[Dataset items]
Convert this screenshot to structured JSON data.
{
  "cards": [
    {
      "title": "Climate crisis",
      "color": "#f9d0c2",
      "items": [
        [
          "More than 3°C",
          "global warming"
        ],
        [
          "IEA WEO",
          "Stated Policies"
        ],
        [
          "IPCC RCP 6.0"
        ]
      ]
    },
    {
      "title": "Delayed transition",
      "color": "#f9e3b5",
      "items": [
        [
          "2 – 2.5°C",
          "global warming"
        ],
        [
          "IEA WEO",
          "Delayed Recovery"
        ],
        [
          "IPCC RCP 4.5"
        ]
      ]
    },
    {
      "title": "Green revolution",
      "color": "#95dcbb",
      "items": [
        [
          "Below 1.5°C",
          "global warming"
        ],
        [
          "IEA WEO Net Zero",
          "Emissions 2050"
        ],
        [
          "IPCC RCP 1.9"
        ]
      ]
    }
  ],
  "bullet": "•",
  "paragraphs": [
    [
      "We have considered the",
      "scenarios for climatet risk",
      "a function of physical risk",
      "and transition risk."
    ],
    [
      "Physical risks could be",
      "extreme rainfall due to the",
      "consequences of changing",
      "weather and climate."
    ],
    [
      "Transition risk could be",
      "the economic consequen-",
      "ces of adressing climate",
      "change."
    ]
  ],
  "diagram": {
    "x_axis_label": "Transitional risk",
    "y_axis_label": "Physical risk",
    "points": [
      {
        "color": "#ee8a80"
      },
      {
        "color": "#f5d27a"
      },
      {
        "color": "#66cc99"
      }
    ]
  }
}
* * *
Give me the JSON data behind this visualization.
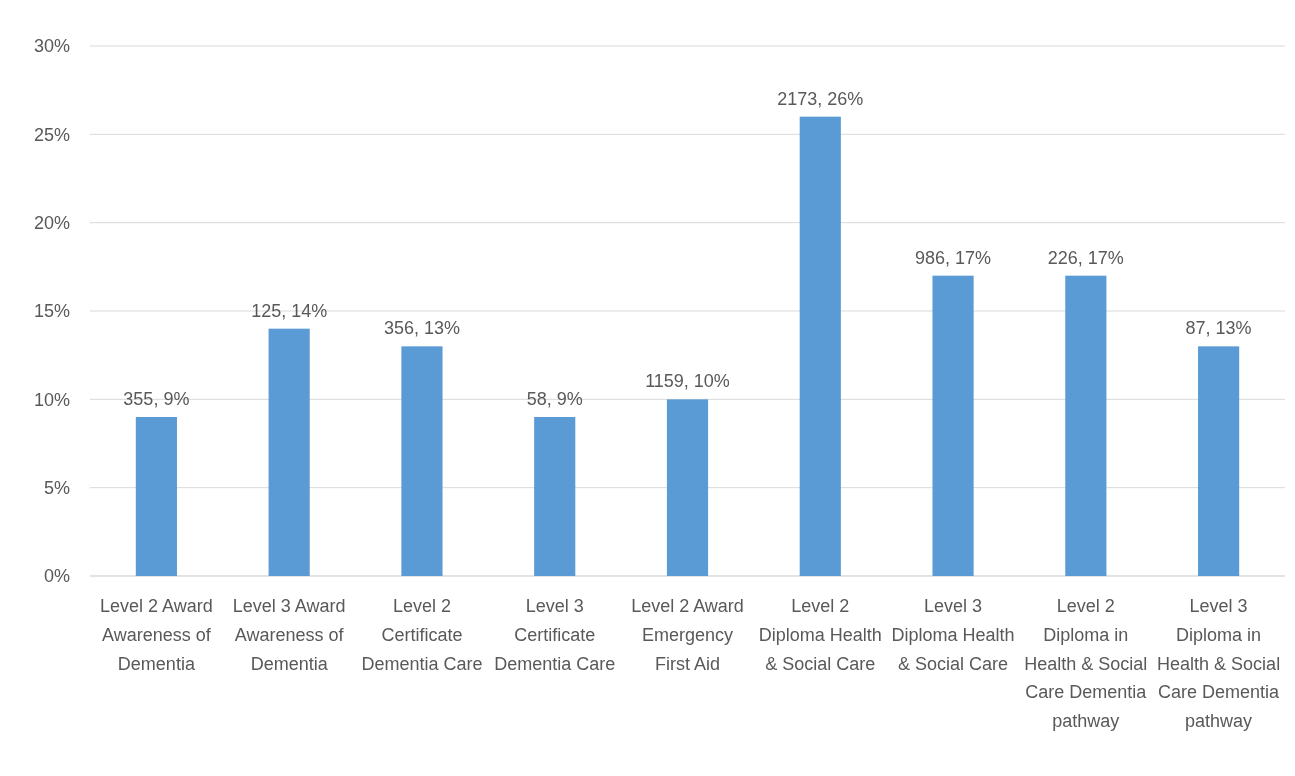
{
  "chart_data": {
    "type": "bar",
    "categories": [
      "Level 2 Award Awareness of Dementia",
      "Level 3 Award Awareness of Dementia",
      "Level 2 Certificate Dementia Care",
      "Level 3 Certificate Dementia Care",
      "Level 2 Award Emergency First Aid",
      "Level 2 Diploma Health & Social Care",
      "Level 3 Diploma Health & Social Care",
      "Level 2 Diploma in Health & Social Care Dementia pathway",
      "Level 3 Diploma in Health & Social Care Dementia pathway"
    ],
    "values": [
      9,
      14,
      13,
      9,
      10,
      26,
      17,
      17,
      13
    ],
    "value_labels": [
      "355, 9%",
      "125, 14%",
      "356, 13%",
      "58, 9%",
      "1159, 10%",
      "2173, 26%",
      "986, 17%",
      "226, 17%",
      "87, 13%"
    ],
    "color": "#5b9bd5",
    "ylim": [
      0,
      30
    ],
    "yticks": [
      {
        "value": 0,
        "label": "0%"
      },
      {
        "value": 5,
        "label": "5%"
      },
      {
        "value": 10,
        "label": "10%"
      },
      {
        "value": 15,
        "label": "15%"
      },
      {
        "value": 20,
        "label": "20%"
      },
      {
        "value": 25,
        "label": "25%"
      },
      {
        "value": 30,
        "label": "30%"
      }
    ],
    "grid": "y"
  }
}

# [THE REQUEST]
Copy each line of the preceding data that contains the string "could".

# [EXERCISE OUTPUT]
      "Physical risks could be",
      "Transition risk could be",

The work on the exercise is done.